TASK ITEM → Could you please count how many lines in the data below hold the string "Abonnementen"? Reply with only the number.

(Records excerpted from a collection)
_____

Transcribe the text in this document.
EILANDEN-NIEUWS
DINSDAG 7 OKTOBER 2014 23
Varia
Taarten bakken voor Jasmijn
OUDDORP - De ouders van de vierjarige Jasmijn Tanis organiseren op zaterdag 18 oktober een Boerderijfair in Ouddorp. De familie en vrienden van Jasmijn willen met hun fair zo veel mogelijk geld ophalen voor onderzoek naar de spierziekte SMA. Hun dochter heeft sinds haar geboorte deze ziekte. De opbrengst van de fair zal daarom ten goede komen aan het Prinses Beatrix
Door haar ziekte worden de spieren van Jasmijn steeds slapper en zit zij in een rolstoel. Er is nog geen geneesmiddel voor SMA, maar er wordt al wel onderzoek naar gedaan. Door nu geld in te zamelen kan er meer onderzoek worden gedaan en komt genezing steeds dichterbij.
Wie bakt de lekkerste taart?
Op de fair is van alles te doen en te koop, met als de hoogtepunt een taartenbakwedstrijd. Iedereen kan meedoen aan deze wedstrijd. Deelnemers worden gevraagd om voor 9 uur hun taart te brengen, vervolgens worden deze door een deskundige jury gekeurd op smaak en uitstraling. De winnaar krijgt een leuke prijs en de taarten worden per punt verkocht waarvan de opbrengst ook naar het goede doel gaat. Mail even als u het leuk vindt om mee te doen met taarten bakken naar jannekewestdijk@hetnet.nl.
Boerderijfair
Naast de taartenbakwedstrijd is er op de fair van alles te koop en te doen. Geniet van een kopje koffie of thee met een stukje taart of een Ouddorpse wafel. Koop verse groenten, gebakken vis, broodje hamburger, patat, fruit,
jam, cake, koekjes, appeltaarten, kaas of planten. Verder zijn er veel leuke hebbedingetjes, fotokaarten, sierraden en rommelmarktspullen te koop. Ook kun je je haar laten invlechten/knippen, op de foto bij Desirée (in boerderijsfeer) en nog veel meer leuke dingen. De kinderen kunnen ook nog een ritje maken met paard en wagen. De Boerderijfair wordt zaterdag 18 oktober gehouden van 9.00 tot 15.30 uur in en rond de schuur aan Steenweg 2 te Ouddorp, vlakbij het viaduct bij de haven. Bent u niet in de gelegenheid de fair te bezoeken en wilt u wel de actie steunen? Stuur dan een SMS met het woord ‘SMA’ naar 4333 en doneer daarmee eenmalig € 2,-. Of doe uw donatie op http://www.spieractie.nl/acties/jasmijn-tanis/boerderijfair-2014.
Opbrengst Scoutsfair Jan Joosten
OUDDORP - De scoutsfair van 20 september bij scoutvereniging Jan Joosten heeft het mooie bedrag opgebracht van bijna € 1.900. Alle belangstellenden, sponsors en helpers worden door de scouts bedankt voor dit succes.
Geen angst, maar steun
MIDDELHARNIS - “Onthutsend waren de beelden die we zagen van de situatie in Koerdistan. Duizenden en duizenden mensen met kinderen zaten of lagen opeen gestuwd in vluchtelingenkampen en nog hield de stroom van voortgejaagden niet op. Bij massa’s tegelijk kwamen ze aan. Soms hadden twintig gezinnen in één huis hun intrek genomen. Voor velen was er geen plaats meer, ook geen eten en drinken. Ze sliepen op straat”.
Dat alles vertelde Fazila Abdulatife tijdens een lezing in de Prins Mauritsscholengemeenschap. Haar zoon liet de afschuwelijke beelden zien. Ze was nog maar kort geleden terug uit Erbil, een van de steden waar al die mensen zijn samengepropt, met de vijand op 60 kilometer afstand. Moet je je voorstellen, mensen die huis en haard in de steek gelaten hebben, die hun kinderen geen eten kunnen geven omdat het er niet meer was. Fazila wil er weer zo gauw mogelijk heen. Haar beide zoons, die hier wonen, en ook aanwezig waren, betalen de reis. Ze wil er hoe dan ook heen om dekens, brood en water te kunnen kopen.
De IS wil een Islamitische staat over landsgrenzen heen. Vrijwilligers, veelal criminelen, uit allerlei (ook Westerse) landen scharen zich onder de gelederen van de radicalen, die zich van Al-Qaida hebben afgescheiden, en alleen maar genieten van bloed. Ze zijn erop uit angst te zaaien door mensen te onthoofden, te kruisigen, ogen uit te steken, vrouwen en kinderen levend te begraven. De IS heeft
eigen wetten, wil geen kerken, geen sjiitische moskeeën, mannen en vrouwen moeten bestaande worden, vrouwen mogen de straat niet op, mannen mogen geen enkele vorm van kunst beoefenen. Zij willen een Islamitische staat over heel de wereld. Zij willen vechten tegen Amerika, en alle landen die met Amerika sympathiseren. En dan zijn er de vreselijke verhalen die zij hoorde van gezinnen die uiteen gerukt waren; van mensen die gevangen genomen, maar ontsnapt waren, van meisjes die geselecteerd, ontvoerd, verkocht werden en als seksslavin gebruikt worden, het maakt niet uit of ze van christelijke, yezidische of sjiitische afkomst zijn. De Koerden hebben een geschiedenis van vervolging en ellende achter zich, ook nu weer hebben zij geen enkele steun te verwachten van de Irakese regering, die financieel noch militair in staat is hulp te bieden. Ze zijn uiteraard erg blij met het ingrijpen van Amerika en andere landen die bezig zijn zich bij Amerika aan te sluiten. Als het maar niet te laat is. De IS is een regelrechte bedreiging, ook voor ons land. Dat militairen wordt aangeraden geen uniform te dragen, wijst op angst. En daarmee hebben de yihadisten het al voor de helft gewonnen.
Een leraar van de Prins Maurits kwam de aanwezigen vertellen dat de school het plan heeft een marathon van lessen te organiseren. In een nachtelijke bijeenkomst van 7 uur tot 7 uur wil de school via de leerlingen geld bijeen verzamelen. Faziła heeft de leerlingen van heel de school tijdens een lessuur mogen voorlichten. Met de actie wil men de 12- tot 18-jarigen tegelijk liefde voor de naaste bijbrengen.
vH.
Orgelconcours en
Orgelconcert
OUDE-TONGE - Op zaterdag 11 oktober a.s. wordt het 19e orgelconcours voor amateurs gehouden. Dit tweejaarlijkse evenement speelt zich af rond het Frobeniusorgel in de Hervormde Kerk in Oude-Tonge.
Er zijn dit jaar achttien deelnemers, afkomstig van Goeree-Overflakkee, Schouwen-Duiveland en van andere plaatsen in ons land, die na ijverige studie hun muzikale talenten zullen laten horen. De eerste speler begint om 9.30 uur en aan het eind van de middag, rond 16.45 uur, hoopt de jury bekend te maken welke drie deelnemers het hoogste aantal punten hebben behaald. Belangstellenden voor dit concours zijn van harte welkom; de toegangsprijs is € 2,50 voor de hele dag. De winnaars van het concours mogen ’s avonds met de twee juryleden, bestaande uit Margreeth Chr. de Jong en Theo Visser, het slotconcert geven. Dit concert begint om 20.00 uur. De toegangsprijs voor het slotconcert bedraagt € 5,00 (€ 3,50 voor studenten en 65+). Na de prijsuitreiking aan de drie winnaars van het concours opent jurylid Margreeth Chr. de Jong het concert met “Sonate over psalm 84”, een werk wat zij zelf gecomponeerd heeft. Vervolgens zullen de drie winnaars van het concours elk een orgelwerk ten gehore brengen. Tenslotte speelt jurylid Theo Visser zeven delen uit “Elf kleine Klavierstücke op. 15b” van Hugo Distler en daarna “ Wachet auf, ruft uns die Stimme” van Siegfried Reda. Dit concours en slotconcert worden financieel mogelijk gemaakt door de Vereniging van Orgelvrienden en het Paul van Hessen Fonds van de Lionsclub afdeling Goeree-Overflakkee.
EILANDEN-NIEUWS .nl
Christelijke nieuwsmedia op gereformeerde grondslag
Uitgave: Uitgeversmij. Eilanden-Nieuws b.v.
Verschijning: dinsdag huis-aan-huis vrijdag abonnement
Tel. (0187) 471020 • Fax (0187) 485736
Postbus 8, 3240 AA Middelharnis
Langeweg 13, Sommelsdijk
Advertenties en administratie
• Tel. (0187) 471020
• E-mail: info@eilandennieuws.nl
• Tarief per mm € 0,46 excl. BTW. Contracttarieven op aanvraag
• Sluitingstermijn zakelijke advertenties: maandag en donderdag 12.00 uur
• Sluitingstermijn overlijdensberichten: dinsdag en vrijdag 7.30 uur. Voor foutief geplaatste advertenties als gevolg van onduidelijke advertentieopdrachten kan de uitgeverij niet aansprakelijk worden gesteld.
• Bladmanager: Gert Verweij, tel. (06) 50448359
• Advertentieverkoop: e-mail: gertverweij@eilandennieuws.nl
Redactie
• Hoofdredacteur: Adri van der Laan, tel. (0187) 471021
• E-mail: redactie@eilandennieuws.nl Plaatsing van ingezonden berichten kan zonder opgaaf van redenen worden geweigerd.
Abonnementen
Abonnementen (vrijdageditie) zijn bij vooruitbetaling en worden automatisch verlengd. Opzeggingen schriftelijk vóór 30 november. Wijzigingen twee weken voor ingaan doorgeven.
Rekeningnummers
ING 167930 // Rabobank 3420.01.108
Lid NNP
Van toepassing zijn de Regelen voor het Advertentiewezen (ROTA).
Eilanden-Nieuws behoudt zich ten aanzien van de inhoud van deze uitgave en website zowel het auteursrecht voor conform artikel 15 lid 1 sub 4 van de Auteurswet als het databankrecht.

_____

ANSWER → 2